- Original film poster by Sanford Kossin
- Directed by: Peter Glenville
- Written by: Edward Anhalt
- Based on: Becket by Jean Anouilh
- Produced by: Hal B. Wallis
- Starring: Richard Burton; Peter O'Toole; John Gielgud;
- Cinematography: Geoffrey Unsworth
- Edited by: Anne V. Coates
- Music by: Laurence Rosenthal
- Production company: Hal Wallis Productions
- Distributed by: Paramount Pictures
- Release date: 11 March 1964;
- Running time: 148 minutes
- Countries: United Kingdom United States
- Language: English
- Budget: $3 million
- Box office: $9.1 million

= Becket (1964 film) =

1964 film by Peter Glenville

Becket is a 1964 historical drama film about the historic, tumultuous relationship between Henry II of England and his friend-turned-bishop Thomas Becket. It is a dramatic film adaptation of the 1959 play Becket or the Honour of God by Jean Anouilh made by Hal Wallis Productions and released by Paramount Pictures. It was directed by Peter Glenville and produced by Hal B. Wallis with Joseph H. Hazen as executive producer. The screenplay was written by Edward Anhalt based on Anouilh's play. The music score was by Laurence Rosenthal, the cinematography by Geoffrey Unsworth and the editing by Anne V. Coates.

The film stars Richard Burton as Thomas Becket and Peter O'Toole as King Henry II, with John Gielgud as King Louis VII, Donald Wolfit as Gilbert Foliot, Paolo Stoppa as Pope Alexander III, Martita Hunt as Empress Matilda, Pamela Brown as Queen Eleanor, Siân Phillips, Felix Aylmer, Gino Cervi, David Weston and Wilfrid Lawson.

Restored prints of Becket were re-released in 30 cinemas in the US in early 2007, following an extensive restoration from the film's YCM separation masters. The film was released on DVD by MPI Home Video in May 2007 and on Blu-ray Disc in November 2008. The new film prints carry a Dolby Digital soundtrack, although the soundtrack of the original film, which originally opened as a roadshow theatrical release, was also in stereo.

Becket won the Academy Award for Best Adapted Screenplay, and was nominated for eleven other awards, including for Best Picture, Best Director, Best Supporting Actor, and twice for Best Actor.

==Plot==
Thomas Becket is an advisor and companion of the carousing King Henry II. Henry appoints Becket as Lord Chancellor to have a close confidant in this position whom he can completely control. Henry is less interested in his royal duties than drunken forays in the royal hunting grounds and pursuing peasant women. He becomes increasingly dependent on Becket, a Saxon commoner, who arranges these debaucheries when he is not busy running Henry's court. This foments great resentment on the part of Henry's Norman noblemen, who distrust and envy this Saxon upstart, as well as Henry's wife Queen Eleanor and Henry's mother Empress Matilda, who see Becket as an unnatural and unseemly influence upon the King.

Henry finds himself in continuous conflict with the elderly Archbishop of Canterbury, who opposes the taxation of Church property to support Henry's military campaigns in France. During one of his campaigns in coastal France, he receives news that the archbishop has died. In a burst of inspiration, Henry exercises his prerogative to pick the next Archbishop, and informs an astonished Becket that he is the royal choice.

**Stated problem a:** According to the Becket article, which Academy Award did the film win?

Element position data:

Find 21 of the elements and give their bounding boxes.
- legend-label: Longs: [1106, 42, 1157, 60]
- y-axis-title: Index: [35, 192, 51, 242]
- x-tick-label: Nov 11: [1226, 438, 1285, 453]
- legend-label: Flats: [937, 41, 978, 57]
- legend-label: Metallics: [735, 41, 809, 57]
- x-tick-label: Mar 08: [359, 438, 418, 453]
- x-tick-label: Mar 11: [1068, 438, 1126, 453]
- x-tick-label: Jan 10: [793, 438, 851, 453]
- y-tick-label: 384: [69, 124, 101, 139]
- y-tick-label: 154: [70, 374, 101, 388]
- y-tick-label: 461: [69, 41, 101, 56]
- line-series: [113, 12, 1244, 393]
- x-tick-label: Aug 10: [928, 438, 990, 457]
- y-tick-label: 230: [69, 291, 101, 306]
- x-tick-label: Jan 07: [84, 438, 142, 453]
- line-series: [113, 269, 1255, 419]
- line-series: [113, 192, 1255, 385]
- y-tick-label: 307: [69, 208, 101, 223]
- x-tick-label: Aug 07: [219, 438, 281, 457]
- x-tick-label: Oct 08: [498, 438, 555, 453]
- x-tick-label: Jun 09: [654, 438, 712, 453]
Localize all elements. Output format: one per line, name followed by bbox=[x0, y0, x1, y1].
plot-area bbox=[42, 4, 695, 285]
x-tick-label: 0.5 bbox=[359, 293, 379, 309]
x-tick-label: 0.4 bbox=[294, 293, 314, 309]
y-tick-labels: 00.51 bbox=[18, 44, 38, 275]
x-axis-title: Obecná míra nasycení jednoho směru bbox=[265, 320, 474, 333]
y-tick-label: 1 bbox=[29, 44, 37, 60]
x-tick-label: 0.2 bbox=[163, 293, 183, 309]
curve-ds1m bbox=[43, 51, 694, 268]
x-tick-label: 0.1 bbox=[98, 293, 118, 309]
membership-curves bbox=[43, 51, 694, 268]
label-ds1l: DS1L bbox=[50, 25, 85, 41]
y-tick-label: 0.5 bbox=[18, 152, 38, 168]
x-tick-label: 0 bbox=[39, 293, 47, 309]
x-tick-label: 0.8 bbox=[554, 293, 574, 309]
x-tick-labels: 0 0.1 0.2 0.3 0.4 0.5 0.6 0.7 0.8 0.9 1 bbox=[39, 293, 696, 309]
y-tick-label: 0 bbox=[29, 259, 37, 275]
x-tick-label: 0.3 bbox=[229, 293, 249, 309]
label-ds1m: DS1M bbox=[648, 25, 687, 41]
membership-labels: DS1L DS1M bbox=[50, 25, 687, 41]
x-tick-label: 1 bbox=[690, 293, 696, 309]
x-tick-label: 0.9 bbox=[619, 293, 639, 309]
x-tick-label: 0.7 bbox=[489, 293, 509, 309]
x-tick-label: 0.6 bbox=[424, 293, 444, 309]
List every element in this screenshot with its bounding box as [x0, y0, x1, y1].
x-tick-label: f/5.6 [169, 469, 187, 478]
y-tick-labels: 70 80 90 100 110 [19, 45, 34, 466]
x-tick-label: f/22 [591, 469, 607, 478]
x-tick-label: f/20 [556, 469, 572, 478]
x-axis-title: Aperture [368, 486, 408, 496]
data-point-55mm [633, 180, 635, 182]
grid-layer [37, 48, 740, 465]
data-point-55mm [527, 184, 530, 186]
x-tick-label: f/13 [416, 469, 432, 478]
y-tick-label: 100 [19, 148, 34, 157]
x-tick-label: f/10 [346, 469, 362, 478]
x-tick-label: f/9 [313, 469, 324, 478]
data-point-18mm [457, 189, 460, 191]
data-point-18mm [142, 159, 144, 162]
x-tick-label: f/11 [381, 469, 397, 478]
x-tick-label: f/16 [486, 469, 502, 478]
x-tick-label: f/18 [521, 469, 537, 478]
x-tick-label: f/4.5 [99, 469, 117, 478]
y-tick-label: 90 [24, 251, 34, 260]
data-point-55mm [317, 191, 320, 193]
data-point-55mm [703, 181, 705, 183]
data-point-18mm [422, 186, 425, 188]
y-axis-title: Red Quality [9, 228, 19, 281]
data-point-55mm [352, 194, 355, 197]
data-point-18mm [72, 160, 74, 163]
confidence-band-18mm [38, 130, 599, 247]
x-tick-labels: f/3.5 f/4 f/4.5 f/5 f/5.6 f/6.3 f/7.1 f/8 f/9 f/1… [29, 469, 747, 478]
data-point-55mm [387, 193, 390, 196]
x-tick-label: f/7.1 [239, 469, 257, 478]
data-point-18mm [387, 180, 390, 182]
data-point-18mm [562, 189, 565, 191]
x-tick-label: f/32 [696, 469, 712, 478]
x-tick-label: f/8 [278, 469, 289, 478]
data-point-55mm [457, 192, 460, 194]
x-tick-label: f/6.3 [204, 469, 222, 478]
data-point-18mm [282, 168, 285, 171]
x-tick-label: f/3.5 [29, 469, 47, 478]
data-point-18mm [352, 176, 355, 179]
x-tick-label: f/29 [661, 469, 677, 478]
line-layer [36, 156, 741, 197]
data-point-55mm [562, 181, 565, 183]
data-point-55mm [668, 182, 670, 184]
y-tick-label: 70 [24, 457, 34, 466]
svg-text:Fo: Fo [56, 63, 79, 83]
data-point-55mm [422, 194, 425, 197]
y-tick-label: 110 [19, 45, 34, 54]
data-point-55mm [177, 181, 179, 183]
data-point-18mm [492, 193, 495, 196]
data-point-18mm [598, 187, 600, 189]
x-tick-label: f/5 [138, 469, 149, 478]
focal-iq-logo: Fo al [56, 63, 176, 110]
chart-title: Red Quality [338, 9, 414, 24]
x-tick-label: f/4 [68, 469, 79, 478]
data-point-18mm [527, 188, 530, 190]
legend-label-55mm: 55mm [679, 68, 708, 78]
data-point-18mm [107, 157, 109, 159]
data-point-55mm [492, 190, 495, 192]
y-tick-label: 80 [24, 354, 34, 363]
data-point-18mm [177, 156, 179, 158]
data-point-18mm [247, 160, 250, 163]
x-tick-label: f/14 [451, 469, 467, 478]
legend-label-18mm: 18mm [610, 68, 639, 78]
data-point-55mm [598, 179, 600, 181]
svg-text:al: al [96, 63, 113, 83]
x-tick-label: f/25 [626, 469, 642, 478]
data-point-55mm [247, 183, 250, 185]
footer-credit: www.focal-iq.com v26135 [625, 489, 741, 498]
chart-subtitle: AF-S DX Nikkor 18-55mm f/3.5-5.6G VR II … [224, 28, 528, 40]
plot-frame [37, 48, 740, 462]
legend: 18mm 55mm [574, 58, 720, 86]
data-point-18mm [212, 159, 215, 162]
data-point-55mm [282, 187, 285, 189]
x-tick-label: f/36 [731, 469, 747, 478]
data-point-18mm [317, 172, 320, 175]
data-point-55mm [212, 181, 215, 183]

**Stated problem b:** Rewrite the rows from the first one through the row containing "- line-series: [113, 192, 1255, 385]", replacing each "legend-label" with "legend-entry" and leaving everything else unchanged.

**Response a:** The Academy Award for Best Adapted Screenplay.

**Response b:**
Find 21 of the elements and give their bounding boxes.
- legend-entry: Longs: [1106, 42, 1157, 60]
- y-axis-title: Index: [35, 192, 51, 242]
- x-tick-label: Nov 11: [1226, 438, 1285, 453]
- legend-entry: Flats: [937, 41, 978, 57]
- legend-entry: Metallics: [735, 41, 809, 57]
- x-tick-label: Mar 08: [359, 438, 418, 453]
- x-tick-label: Mar 11: [1068, 438, 1126, 453]
- x-tick-label: Jan 10: [793, 438, 851, 453]
- y-tick-label: 384: [69, 124, 101, 139]
- y-tick-label: 154: [70, 374, 101, 388]
- y-tick-label: 461: [69, 41, 101, 56]
- line-series: [113, 12, 1244, 393]
- x-tick-label: Aug 10: [928, 438, 990, 457]
- y-tick-label: 230: [69, 291, 101, 306]
- x-tick-label: Jan 07: [84, 438, 142, 453]
- line-series: [113, 269, 1255, 419]
- line-series: [113, 192, 1255, 385]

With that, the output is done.